The tasks:
**1)** In the Mantis mountain bike thread, how old does the original poster say they are?
**2)** Print the rows verbatim, from the first row through the line that contains "x-tick-label: 16Q2 bbox=[128, 373, 156, 401]", including both.

##### Provided passage

# Mantis Mountain Bikes



## Gummies (Jan 27, 2010)

I am new to mountain biking and was at Dicks this morning to see their Mantis bicycles I noticed the other day while getting towels. Here is the link to the bike I am thinking of buying.

https://www.dickssportinggoods.com/product/index.jsp?productId=3633048

Here's an image.










I am not sure about the colors but the guy who works at Dicks goes to the local college so he knows his stuff and says this is a good model for my age and because I am a male. He says that the back spring is excellent for bunny hopping curbs and showing off. (Not sure what he was getting at.)I am 52 yr old and 286 lbs and not sure if this bike would hold my weight but he said it would be fine as long as I didn't try to bounce all over the place. I am 5'7 and they had some 20" frame which he said would be fine if I just move the seat all the way in which was awkward because I felt as if I was riding a motorcycle.

Since it's labeled as a mountain bike can I do the tricks I saw on the video forum? like rock climb on bikes which I think is pretty damn awesome hahaha I want to do that and really want to jump off some logs and spin my bars. Anyways I hope I can get some advice? Ty.


----------



## mik_git (Feb 4, 2004)

hmmm.. thats not the mantis I remember...(they were uber expensive)...

short answer, No to the tricks and jumps and thing...

I believe you will find some feedback on that sort of bike here:
http://forums.mtbr.com/showthread.php?t=30921


----------



## GrayBeard Pirate (Dec 26, 2009)

So you are going to buy a woman's mountain bike?

You are 5'7" and buying a 20' frame?

Is this a joke? No way you are being serious.

Just in case you are being serious....NO...Don't buy that bike.


----------



## Gummies (Jan 27, 2010)

What do you mean a womans bike? and yea the bike was kinda big on me but I do not know what bike would be the right size. I am serious so why can't I buy the bike?


----------



## Zoke2 (Nov 16, 2007)

"Since it's labeled as a mountain bike can I do the tricks I saw on the video forum?"

sure ... why not .... your health insurance is all paid up .... right


----------



## yurtinus (Jun 9, 2009)

Can we just wait a bit and verify that Gummies isn't trolling us before we get too involved in this discussion? On the vanishingly small chance that he isn't, let's then (politely) offer the proper advice.


----------



## Gummies (Jan 27, 2010)

##########
##### Extracted entries

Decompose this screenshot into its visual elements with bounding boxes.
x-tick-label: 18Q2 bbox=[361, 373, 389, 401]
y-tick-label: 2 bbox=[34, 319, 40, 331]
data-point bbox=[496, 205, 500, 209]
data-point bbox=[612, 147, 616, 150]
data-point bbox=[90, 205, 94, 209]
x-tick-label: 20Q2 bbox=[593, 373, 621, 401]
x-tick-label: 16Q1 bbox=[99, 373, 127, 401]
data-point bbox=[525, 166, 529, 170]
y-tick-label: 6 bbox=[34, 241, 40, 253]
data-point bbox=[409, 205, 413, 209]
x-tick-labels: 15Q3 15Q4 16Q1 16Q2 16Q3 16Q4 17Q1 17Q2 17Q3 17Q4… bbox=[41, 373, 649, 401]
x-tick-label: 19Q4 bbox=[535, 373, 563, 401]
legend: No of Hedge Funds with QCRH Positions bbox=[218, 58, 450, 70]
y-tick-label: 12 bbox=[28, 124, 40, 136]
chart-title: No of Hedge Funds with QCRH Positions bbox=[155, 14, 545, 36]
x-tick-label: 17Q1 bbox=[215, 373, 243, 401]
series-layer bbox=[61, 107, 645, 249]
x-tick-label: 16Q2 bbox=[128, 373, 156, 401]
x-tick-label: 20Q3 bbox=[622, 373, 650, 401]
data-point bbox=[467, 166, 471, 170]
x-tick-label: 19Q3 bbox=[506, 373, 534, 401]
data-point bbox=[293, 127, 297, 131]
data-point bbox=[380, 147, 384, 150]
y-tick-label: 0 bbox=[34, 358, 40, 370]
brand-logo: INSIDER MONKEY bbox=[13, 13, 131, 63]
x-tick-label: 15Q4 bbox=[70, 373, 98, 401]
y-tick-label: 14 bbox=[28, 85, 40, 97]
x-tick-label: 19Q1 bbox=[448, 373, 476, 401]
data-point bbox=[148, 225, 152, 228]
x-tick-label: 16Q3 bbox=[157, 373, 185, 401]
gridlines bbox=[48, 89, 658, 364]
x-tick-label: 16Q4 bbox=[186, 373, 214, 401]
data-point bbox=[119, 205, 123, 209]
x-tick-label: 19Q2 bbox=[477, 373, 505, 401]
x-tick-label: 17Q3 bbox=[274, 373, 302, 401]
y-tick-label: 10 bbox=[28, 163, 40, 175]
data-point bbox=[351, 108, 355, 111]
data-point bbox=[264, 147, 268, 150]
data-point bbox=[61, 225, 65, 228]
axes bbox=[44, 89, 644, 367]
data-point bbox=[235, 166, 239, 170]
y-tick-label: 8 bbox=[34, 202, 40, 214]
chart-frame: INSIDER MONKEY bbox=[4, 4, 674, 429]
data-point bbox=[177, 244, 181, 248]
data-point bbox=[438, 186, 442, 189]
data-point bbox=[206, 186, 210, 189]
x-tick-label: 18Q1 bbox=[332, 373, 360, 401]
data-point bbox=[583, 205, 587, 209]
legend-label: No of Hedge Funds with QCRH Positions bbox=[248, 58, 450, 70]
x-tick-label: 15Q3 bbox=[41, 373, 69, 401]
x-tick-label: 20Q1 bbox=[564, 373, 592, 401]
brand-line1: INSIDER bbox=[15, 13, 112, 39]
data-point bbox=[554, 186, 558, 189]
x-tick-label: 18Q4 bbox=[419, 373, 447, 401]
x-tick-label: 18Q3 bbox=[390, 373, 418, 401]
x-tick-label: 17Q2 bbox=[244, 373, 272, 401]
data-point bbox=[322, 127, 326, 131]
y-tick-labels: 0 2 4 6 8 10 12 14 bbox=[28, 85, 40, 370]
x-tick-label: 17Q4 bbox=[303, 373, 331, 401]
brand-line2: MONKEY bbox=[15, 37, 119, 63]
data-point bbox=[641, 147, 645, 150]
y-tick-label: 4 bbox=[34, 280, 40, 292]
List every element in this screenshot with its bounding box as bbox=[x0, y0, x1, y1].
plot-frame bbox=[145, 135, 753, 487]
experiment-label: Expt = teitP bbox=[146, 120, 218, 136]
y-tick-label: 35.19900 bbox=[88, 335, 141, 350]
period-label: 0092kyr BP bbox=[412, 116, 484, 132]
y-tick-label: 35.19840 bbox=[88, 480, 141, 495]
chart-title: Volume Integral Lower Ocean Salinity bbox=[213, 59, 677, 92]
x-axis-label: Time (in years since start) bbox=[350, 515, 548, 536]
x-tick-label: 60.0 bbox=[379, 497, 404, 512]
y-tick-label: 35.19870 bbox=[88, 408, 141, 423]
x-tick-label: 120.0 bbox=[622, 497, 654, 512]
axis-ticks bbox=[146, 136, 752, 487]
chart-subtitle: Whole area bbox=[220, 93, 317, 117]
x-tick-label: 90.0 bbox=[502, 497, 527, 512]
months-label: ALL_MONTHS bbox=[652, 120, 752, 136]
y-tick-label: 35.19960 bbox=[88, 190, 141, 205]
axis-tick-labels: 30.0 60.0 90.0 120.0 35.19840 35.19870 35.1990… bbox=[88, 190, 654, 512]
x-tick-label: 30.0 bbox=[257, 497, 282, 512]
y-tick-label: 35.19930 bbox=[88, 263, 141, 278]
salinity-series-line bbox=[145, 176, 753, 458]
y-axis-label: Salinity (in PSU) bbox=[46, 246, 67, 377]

##########

Answer list:
**1)** 52 years old.

**2)**
Decompose this screenshot into its visual elements with bounding boxes.
x-tick-label: 18Q2 bbox=[361, 373, 389, 401]
y-tick-label: 2 bbox=[34, 319, 40, 331]
data-point bbox=[496, 205, 500, 209]
data-point bbox=[612, 147, 616, 150]
data-point bbox=[90, 205, 94, 209]
x-tick-label: 20Q2 bbox=[593, 373, 621, 401]
x-tick-label: 16Q1 bbox=[99, 373, 127, 401]
data-point bbox=[525, 166, 529, 170]
y-tick-label: 6 bbox=[34, 241, 40, 253]
data-point bbox=[409, 205, 413, 209]
x-tick-labels: 15Q3 15Q4 16Q1 16Q2 16Q3 16Q4 17Q1 17Q2 17Q3 17Q4… bbox=[41, 373, 649, 401]
x-tick-label: 19Q4 bbox=[535, 373, 563, 401]
legend: No of Hedge Funds with QCRH Positions bbox=[218, 58, 450, 70]
y-tick-label: 12 bbox=[28, 124, 40, 136]
chart-title: No of Hedge Funds with QCRH Positions bbox=[155, 14, 545, 36]
x-tick-label: 17Q1 bbox=[215, 373, 243, 401]
series-layer bbox=[61, 107, 645, 249]
x-tick-label: 16Q2 bbox=[128, 373, 156, 401]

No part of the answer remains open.